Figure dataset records
-------

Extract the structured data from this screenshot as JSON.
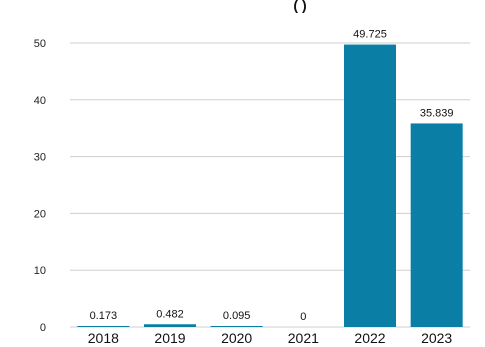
{
  "chart_data": {
    "type": "bar",
    "title_fragment": "(     )",
    "categories": [
      "2018",
      "2019",
      "2020",
      "2021",
      "2022",
      "2023"
    ],
    "values": [
      0.173,
      0.482,
      0.095,
      0,
      49.725,
      35.839
    ],
    "value_labels": [
      "0.173",
      "0.482",
      "0.095",
      "0",
      "49.725",
      "35.839"
    ],
    "ylim": [
      0,
      50
    ],
    "yticks": [
      0,
      10,
      20,
      30,
      40,
      50
    ],
    "grid": true,
    "bar_color": "#0a7ea4",
    "xlabel": "",
    "ylabel": ""
  }
}
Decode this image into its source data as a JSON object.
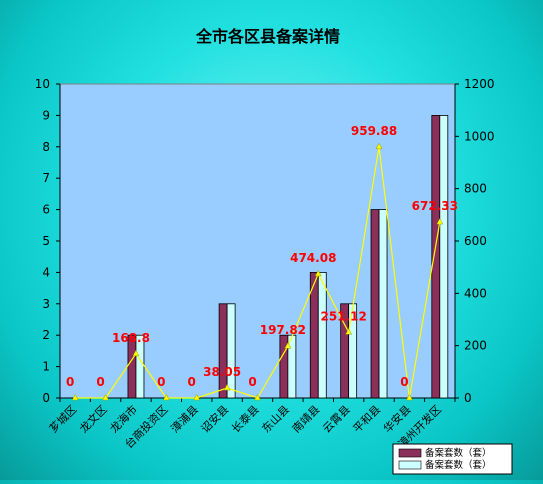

-------

**WHAT YOU NEED TO DO:**
Make an exact copy of the data, leaving its pictures out.

**RESPONSE TO THE TASK:**
Extract the structured data from this screenshot as JSON.
{
  "chart_data": {
    "type": "bar",
    "title_fragment": "(     )",
    "categories": [
      "2018",
      "2019",
      "2020",
      "2021",
      "2022",
      "2023"
    ],
    "values": [
      0.173,
      0.482,
      0.095,
      0,
      49.725,
      35.839
    ],
    "value_labels": [
      "0.173",
      "0.482",
      "0.095",
      "0",
      "49.725",
      "35.839"
    ],
    "ylim": [
      0,
      50
    ],
    "yticks": [
      0,
      10,
      20,
      30,
      40,
      50
    ],
    "grid": true,
    "bar_color": "#0a7ea4",
    "xlabel": "",
    "ylabel": ""
  }
}
Decode this image into its source data as a JSON object.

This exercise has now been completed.